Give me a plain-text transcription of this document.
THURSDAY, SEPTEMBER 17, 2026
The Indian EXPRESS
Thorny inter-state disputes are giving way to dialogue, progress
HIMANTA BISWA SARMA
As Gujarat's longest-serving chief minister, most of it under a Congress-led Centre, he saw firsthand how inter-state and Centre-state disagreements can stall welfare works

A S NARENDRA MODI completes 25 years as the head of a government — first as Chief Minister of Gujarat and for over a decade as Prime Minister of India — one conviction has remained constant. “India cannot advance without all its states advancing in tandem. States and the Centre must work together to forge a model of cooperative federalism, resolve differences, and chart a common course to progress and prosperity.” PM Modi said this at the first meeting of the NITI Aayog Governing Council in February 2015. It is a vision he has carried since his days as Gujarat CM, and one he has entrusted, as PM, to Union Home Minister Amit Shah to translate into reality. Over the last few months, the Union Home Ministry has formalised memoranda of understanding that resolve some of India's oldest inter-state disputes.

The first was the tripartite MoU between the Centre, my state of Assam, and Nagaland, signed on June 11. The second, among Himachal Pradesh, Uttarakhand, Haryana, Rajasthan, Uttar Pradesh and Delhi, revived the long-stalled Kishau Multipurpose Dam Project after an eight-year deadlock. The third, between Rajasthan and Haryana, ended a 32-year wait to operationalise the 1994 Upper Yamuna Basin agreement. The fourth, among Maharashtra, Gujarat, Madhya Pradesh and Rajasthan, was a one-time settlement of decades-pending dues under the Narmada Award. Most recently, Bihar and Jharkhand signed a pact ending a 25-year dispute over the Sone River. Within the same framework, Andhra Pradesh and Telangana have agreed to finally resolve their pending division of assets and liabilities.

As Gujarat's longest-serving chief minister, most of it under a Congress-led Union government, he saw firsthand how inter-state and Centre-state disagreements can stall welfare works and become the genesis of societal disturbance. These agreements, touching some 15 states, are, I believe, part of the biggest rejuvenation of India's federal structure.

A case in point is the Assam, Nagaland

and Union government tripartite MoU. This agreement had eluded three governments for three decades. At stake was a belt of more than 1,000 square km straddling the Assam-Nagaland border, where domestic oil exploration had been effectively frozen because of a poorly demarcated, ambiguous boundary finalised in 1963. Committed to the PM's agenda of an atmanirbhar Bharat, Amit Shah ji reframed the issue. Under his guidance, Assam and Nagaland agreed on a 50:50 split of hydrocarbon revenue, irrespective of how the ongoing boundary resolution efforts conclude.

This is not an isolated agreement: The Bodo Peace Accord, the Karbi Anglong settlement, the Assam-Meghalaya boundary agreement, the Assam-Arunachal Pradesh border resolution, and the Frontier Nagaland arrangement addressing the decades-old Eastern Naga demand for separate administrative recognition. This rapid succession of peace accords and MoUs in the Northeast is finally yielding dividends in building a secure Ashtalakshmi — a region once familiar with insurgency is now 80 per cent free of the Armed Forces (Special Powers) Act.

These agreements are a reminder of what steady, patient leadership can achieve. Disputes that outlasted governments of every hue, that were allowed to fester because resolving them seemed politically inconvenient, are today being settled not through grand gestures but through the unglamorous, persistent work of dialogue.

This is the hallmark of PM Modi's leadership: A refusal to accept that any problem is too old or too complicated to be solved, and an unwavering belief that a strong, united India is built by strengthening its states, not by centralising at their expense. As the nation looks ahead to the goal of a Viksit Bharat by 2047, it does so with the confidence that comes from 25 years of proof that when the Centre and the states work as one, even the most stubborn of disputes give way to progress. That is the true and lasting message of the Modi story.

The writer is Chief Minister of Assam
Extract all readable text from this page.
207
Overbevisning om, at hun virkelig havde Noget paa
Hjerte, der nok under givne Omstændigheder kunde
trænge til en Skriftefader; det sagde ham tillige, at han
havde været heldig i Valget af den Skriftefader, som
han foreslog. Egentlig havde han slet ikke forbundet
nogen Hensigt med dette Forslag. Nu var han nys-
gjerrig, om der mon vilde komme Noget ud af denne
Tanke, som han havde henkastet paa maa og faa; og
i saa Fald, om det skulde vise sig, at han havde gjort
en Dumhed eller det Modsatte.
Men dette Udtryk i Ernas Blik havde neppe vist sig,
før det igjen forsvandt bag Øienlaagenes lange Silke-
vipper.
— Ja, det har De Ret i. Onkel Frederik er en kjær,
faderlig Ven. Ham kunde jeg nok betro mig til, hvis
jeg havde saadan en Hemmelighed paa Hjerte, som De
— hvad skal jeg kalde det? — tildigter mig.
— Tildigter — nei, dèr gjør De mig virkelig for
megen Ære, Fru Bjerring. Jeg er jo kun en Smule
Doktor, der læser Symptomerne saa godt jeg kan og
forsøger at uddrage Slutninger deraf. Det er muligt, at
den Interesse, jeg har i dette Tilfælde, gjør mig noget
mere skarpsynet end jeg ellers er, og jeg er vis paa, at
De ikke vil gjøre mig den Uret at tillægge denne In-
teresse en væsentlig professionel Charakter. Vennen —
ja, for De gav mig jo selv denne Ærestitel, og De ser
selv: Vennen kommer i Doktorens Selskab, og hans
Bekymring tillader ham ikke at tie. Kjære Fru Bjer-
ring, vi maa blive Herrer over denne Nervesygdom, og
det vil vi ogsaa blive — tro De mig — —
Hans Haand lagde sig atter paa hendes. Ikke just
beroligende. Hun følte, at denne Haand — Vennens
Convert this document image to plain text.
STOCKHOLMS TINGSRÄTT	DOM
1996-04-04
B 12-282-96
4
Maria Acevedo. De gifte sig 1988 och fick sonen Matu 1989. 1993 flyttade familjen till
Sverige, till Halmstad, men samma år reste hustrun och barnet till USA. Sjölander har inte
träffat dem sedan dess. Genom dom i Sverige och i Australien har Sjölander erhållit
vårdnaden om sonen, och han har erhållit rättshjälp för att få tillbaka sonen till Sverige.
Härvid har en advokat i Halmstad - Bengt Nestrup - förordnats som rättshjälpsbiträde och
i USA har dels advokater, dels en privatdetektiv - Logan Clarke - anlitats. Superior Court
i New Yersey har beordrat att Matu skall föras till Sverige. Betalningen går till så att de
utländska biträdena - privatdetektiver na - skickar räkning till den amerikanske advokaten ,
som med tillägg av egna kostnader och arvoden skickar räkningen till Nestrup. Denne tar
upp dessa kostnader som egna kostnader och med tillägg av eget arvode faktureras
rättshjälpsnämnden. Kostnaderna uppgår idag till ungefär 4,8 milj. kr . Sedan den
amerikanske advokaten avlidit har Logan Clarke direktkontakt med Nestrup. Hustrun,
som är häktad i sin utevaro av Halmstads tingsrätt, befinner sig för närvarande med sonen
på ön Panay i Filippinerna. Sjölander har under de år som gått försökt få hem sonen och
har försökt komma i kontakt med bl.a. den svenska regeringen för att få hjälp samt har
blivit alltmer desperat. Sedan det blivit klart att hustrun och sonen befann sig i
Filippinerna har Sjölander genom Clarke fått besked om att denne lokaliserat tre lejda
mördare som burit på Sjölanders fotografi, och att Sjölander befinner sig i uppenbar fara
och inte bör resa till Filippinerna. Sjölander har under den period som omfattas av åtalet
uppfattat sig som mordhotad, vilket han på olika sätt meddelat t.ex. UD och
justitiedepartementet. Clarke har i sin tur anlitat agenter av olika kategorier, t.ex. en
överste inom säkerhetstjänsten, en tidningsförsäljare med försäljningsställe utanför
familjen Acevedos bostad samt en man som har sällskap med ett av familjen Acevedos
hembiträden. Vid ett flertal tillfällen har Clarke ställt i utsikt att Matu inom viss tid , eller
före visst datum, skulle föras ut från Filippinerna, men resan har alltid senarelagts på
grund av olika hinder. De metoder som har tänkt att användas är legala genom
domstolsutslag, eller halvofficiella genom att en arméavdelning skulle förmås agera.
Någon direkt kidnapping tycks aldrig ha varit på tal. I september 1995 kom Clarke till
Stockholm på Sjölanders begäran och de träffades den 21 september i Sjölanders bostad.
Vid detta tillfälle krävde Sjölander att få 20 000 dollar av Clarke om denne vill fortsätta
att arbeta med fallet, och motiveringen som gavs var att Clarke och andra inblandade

···

--- WHAT THE EXERCISE ASKS ---
Which lines above contain "samt"? Show each of them.

--- ANSWER AREA ---
har försökt komma i kontakt med bl.a. den svenska regeringen för att få hjälp samt har
familjen Acevedos bostad samt en man som har sällskap med ett av familjen Acevedos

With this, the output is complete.